(Figure collection entries)
%%
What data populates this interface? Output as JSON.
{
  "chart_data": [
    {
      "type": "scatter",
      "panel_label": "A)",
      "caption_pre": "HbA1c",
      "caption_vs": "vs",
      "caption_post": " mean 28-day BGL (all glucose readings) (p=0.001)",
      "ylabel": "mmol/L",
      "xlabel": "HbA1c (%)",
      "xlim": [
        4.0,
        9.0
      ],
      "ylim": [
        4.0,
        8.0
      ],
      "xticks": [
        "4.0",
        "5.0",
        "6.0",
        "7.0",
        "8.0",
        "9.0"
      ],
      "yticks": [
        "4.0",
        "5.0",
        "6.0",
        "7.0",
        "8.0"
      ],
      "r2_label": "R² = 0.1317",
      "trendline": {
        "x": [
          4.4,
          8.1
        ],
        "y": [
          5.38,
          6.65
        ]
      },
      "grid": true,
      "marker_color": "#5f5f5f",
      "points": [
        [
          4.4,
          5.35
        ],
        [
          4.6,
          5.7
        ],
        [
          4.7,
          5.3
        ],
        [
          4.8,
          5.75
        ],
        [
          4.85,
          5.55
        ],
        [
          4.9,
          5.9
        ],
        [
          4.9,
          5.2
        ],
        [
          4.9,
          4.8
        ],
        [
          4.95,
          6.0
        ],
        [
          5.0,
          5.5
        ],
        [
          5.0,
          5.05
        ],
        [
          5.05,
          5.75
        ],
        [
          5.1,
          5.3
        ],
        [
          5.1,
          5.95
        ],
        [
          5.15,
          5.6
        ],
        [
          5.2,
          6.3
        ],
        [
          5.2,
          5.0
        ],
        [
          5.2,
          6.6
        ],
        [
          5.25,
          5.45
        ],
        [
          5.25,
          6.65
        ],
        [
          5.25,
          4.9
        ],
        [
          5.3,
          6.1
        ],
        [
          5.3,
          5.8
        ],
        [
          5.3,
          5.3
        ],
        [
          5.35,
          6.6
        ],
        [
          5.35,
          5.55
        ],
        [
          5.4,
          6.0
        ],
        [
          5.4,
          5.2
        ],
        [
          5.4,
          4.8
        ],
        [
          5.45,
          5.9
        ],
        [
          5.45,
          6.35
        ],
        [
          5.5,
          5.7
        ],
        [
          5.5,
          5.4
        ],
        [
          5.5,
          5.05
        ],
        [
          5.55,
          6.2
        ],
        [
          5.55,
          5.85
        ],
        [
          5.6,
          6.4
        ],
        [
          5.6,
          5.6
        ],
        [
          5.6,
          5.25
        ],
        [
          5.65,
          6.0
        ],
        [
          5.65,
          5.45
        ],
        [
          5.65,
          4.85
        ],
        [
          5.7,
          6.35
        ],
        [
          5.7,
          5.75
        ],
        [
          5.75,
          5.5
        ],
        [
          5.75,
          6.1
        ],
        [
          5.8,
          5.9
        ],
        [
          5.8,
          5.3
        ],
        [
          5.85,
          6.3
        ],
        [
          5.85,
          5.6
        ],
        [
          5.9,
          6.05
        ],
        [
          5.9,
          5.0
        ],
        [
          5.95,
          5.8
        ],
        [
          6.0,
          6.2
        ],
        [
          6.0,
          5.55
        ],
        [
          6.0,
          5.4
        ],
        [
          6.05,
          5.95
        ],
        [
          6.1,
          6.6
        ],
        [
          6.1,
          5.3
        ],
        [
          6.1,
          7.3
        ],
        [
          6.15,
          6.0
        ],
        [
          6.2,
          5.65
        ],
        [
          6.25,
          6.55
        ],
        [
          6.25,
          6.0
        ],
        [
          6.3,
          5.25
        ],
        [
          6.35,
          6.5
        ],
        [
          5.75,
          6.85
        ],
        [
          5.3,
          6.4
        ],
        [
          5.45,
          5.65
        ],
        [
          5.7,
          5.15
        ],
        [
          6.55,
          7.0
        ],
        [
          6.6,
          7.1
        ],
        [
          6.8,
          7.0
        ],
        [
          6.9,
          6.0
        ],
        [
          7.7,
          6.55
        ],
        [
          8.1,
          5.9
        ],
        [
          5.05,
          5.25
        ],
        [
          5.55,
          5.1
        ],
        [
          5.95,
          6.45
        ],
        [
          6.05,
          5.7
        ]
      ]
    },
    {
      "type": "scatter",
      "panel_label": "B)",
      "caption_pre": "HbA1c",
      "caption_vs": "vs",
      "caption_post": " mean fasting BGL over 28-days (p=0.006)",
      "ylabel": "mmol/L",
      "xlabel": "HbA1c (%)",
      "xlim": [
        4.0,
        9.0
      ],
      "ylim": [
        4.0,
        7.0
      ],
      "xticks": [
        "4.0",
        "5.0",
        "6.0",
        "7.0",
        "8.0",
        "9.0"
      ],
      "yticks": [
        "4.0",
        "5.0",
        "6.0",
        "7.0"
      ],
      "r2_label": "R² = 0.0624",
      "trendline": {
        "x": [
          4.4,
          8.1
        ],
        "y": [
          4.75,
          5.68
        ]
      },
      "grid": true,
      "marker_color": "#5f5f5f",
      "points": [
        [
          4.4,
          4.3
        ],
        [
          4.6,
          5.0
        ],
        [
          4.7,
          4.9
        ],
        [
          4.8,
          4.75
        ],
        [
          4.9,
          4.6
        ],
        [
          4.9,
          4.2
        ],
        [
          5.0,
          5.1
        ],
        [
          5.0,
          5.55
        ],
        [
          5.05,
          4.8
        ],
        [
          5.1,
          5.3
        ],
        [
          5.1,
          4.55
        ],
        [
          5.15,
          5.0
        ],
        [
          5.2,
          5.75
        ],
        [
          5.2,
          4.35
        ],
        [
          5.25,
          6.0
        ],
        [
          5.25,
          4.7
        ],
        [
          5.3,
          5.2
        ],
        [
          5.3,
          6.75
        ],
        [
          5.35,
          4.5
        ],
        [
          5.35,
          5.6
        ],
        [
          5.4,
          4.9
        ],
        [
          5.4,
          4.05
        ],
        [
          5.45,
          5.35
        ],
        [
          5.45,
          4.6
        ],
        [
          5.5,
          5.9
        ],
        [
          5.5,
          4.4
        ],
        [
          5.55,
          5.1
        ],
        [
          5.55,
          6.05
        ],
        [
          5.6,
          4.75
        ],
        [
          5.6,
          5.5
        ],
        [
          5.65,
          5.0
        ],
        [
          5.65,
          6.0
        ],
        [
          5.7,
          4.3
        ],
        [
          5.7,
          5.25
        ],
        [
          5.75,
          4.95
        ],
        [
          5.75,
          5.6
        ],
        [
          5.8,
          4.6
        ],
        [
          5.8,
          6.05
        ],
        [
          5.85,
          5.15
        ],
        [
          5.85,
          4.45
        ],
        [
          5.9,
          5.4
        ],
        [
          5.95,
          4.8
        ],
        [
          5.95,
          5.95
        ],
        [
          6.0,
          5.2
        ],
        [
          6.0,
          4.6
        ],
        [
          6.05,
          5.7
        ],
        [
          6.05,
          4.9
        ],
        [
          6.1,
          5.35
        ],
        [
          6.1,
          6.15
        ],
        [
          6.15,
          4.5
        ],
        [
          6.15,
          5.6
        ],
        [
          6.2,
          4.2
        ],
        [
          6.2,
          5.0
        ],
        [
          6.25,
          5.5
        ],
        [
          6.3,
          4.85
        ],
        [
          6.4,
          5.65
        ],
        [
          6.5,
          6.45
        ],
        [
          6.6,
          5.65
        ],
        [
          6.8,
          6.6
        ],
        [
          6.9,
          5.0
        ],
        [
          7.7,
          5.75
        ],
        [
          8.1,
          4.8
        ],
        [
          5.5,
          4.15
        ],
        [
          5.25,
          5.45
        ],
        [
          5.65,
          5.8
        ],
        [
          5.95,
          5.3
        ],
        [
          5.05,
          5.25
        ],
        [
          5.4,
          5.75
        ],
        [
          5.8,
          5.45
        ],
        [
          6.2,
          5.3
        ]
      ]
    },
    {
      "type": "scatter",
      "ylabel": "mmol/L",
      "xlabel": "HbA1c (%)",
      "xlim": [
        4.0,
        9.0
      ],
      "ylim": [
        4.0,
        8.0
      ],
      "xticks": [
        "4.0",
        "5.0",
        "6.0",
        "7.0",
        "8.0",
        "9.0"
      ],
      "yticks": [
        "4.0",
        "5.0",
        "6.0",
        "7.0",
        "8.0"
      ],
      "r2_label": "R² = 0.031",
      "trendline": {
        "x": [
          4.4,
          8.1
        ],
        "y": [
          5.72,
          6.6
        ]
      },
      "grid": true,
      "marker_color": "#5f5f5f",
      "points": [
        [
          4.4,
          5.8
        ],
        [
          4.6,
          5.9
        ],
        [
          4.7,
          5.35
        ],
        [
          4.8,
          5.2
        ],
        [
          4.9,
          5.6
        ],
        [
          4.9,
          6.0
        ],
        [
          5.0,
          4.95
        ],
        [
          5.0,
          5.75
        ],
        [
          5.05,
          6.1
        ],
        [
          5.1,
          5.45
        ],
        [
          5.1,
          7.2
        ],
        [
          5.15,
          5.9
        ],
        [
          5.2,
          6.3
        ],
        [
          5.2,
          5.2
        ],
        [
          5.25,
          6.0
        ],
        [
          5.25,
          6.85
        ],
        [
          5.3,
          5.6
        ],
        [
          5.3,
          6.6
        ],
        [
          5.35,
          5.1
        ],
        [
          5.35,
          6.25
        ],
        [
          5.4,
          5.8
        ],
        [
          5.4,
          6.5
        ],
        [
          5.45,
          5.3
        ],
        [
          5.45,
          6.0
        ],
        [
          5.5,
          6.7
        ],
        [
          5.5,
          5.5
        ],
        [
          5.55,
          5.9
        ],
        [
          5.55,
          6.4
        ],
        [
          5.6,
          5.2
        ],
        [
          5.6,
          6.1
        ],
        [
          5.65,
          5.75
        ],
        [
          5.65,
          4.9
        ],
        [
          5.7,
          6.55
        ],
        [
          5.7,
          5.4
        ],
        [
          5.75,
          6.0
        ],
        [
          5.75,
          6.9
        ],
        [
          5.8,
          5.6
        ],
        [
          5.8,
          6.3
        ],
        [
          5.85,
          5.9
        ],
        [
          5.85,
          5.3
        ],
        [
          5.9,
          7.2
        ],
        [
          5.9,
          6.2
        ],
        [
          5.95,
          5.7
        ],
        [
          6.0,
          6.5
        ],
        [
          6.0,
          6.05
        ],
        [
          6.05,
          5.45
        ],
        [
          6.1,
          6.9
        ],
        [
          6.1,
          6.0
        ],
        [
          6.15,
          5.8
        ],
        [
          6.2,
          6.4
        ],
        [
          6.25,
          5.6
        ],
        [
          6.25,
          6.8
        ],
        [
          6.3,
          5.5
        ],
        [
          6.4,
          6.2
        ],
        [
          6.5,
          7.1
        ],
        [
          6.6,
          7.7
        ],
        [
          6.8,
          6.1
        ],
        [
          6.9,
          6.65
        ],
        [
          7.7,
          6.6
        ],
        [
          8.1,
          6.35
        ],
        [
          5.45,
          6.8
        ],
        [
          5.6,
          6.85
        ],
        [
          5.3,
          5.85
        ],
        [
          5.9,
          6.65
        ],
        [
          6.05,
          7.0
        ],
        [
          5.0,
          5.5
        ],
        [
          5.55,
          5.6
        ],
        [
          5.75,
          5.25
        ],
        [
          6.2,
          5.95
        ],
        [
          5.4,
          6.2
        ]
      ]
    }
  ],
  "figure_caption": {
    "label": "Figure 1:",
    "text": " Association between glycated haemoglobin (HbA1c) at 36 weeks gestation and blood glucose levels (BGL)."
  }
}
%%
▶ [Given instruction]:
Where a line of the entries contains the word "glucose", copy that line.

▶ [Reply to the exercise]:
      "caption_post": " mean 28-day BGL (all glucose readings) (p=0.001)",
    "text": " Association between glycated haemoglobin (HbA1c) at 36 weeks gestation and blood glucose levels (BGL)."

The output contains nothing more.